-- STORED RECORDS --
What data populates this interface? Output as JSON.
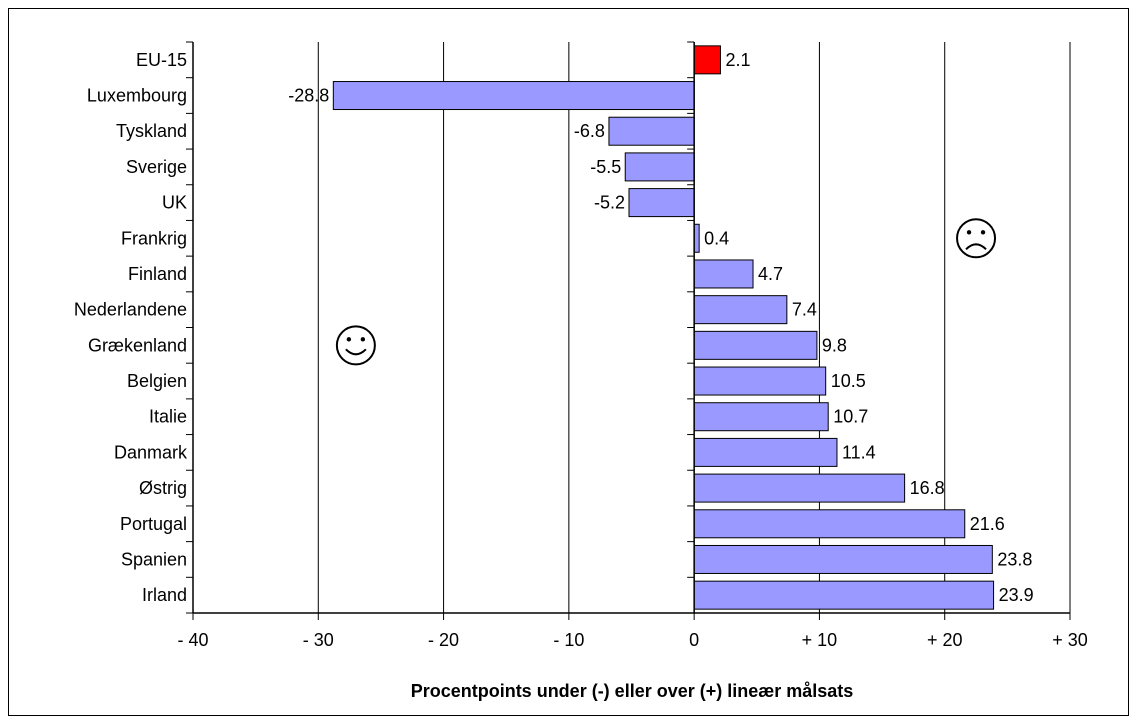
{
  "chart_data": {
    "type": "bar",
    "orientation": "horizontal",
    "categories": [
      "EU-15",
      "Luxembourg",
      "Tyskland",
      "Sverige",
      "UK",
      "Frankrig",
      "Finland",
      "Nederlandene",
      "Grækenland",
      "Belgien",
      "Italie",
      "Danmark",
      "Østrig",
      "Portugal",
      "Spanien",
      "Irland"
    ],
    "values": [
      2.1,
      -28.8,
      -6.8,
      -5.5,
      -5.2,
      0.4,
      4.7,
      7.4,
      9.8,
      10.5,
      10.7,
      11.4,
      16.8,
      21.6,
      23.8,
      23.9
    ],
    "data_labels": [
      "2.1",
      "-28.8",
      "-6.8",
      "-5.5",
      "-5.2",
      "0.4",
      "4.7",
      "7.4",
      "9.8",
      "10.5",
      "10.7",
      "11.4",
      "16.8",
      "21.6",
      "23.8",
      "23.9"
    ],
    "highlight_category": "EU-15",
    "xlim": [
      -40,
      30
    ],
    "xticks": [
      -40,
      -30,
      -20,
      -10,
      0,
      10,
      20,
      30
    ],
    "xtick_labels": [
      "- 40",
      "- 30",
      "- 20",
      "- 10",
      "0",
      "+ 10",
      "+ 20",
      "+ 30"
    ],
    "xlabel": "Procentpoints under (-) eller over (+) lineær målsats",
    "vertical_gridlines": true,
    "annotations": [
      {
        "symbol": "☺",
        "x": -27,
        "category": "Grækenland",
        "name": "happy-face"
      },
      {
        "symbol": "☹",
        "x": 22.5,
        "category": "Frankrig",
        "name": "sad-face"
      }
    ],
    "colors": {
      "bar": "#9999ff",
      "highlight": "#ff0000",
      "bar_stroke": "#000000"
    }
  }
}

-- GIVEN EXERCISE --
All of the entries need to be transcribed word for word; pictures are left out.

-- WRITTEN SOLUTION --
What data populates this interface? Output as JSON.
{
  "chart_data": {
    "type": "bar",
    "orientation": "horizontal",
    "categories": [
      "EU-15",
      "Luxembourg",
      "Tyskland",
      "Sverige",
      "UK",
      "Frankrig",
      "Finland",
      "Nederlandene",
      "Grækenland",
      "Belgien",
      "Italie",
      "Danmark",
      "Østrig",
      "Portugal",
      "Spanien",
      "Irland"
    ],
    "values": [
      2.1,
      -28.8,
      -6.8,
      -5.5,
      -5.2,
      0.4,
      4.7,
      7.4,
      9.8,
      10.5,
      10.7,
      11.4,
      16.8,
      21.6,
      23.8,
      23.9
    ],
    "data_labels": [
      "2.1",
      "-28.8",
      "-6.8",
      "-5.5",
      "-5.2",
      "0.4",
      "4.7",
      "7.4",
      "9.8",
      "10.5",
      "10.7",
      "11.4",
      "16.8",
      "21.6",
      "23.8",
      "23.9"
    ],
    "highlight_category": "EU-15",
    "xlim": [
      -40,
      30
    ],
    "xticks": [
      -40,
      -30,
      -20,
      -10,
      0,
      10,
      20,
      30
    ],
    "xtick_labels": [
      "- 40",
      "- 30",
      "- 20",
      "- 10",
      "0",
      "+ 10",
      "+ 20",
      "+ 30"
    ],
    "xlabel": "Procentpoints under (-) eller over (+) lineær målsats",
    "vertical_gridlines": true,
    "annotations": [
      {
        "symbol": "☺",
        "x": -27,
        "category": "Grækenland",
        "name": "happy-face"
      },
      {
        "symbol": "☹",
        "x": 22.5,
        "category": "Frankrig",
        "name": "sad-face"
      }
    ],
    "colors": {
      "bar": "#9999ff",
      "highlight": "#ff0000",
      "bar_stroke": "#000000"
    }
  }
}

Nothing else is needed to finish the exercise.